* WHAT TO DO
From the records below, pull each line that has "right".
-- START STORED DATA --
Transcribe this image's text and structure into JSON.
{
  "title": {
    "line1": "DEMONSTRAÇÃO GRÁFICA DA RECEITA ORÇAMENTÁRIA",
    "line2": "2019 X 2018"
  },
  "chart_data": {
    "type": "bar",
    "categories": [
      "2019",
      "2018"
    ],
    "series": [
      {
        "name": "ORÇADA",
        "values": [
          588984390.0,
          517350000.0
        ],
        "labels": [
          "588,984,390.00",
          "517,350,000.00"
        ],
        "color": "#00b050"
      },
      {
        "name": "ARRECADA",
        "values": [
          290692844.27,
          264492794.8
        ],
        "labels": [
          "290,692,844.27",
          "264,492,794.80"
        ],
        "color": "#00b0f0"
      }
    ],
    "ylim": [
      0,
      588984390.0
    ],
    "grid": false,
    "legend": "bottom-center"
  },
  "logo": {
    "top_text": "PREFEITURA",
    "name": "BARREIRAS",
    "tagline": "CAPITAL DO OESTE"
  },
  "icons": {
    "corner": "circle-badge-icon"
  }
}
-- END STORED DATA --
-- START STORED DATA --
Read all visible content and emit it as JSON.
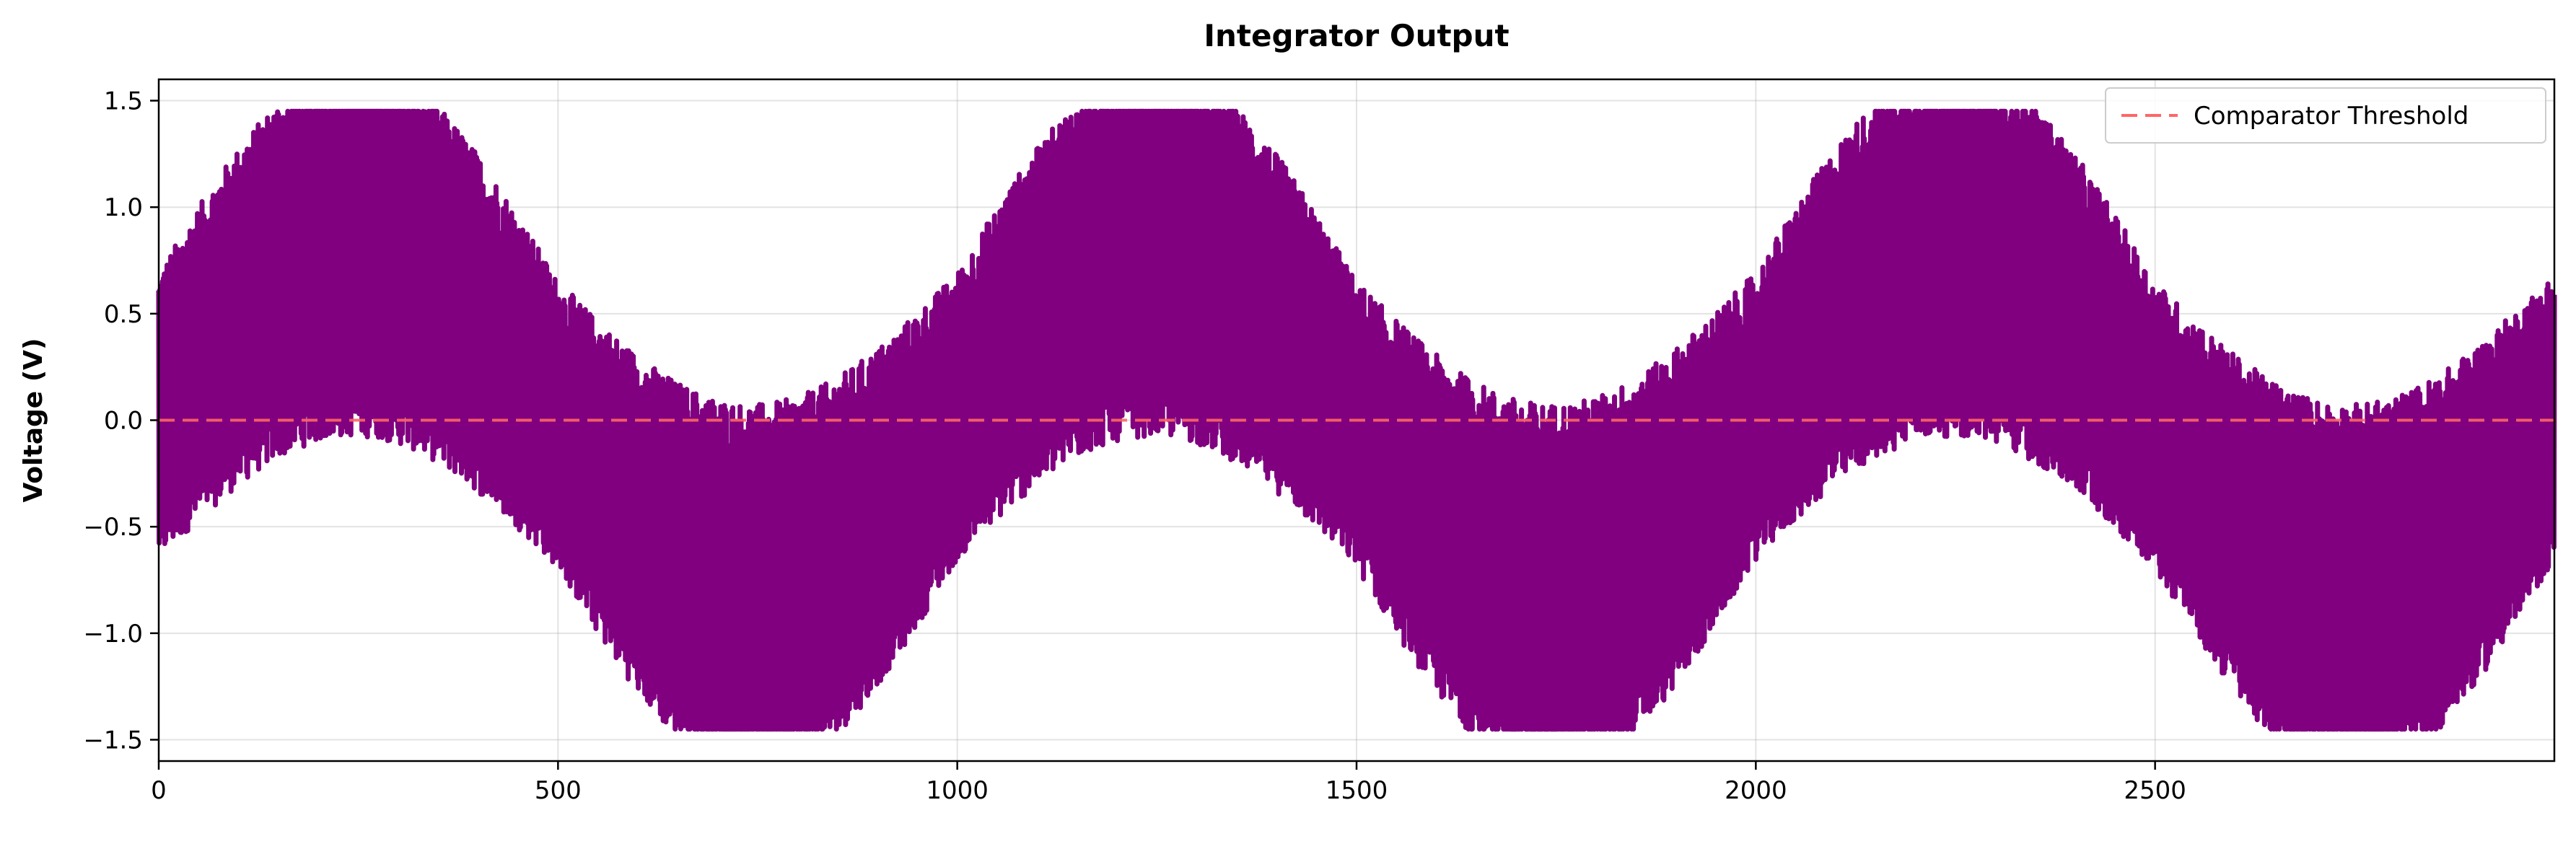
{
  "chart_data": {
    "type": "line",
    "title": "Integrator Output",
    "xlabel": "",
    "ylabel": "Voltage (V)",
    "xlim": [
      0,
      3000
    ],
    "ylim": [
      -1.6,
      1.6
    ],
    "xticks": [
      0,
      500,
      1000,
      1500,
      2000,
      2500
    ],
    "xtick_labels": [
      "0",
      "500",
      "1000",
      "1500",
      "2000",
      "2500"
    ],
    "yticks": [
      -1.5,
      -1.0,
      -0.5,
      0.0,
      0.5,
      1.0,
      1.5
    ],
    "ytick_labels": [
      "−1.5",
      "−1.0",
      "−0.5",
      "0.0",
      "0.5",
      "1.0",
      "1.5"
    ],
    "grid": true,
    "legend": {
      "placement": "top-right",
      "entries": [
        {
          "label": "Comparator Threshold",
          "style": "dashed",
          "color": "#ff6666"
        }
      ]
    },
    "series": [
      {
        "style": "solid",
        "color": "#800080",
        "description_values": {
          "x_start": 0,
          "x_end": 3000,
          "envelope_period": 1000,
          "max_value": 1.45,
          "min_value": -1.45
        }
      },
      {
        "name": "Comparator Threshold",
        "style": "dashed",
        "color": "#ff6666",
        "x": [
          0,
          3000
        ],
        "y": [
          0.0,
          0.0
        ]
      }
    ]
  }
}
-- END STORED DATA --
-- START STORED DATA --
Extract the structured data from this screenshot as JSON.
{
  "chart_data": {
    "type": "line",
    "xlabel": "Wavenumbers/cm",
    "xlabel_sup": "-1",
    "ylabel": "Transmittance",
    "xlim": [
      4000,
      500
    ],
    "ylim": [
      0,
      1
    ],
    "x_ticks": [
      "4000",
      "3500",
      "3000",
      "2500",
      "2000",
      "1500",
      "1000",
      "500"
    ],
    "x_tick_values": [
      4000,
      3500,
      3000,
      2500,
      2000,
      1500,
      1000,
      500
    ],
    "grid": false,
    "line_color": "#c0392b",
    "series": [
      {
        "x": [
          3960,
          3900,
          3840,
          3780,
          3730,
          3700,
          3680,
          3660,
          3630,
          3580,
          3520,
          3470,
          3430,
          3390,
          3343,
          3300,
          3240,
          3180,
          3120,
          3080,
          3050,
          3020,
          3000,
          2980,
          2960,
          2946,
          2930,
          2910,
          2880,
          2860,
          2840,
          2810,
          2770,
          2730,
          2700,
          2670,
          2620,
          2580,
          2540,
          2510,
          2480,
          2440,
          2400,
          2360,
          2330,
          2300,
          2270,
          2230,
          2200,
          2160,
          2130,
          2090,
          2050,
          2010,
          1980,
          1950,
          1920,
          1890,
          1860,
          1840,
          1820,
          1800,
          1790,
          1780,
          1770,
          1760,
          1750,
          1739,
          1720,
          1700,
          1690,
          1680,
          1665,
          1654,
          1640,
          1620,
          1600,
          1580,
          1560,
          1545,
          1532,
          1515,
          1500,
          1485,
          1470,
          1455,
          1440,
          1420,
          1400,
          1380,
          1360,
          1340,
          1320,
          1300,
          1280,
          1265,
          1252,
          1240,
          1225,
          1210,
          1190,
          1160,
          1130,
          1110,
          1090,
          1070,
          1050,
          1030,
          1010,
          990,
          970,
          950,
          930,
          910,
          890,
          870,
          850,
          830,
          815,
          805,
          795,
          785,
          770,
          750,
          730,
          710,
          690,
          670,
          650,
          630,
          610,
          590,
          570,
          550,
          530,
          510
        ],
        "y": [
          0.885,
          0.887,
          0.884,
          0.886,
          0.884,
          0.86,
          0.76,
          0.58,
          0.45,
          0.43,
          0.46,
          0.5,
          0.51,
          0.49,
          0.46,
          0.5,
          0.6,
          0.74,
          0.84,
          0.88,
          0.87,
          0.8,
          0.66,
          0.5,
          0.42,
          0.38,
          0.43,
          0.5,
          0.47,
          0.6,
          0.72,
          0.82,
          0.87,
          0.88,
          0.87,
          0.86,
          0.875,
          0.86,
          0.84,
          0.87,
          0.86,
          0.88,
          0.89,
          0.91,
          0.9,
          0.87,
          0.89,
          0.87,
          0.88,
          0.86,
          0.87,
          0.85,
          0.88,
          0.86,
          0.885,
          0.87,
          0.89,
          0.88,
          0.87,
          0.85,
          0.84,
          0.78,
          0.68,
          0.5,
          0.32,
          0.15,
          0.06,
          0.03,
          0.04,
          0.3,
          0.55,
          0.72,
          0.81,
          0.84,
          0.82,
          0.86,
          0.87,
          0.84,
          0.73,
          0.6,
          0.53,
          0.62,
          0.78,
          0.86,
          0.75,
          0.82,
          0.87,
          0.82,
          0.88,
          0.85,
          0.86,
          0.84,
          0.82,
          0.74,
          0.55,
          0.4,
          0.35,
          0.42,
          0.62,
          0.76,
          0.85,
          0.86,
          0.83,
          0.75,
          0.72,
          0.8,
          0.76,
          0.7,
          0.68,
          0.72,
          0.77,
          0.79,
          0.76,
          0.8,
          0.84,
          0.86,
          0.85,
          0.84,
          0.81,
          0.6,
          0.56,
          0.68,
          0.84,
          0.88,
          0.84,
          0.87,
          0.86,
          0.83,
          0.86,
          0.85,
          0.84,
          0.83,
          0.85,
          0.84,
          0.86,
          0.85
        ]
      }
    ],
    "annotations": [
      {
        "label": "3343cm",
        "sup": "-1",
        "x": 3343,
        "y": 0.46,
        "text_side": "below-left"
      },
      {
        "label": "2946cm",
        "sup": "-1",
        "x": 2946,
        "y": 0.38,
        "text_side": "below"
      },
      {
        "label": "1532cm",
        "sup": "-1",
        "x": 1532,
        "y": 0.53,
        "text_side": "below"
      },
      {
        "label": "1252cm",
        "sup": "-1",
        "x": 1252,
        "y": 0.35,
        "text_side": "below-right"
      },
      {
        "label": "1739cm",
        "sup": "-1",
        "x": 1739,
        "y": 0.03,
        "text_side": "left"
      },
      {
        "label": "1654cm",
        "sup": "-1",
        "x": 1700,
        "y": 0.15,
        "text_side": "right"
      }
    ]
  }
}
-- END STORED DATA --
* THE SOLUTION
      "placement": "top-right",
        "text_side": "below-right"
        "text_side": "right"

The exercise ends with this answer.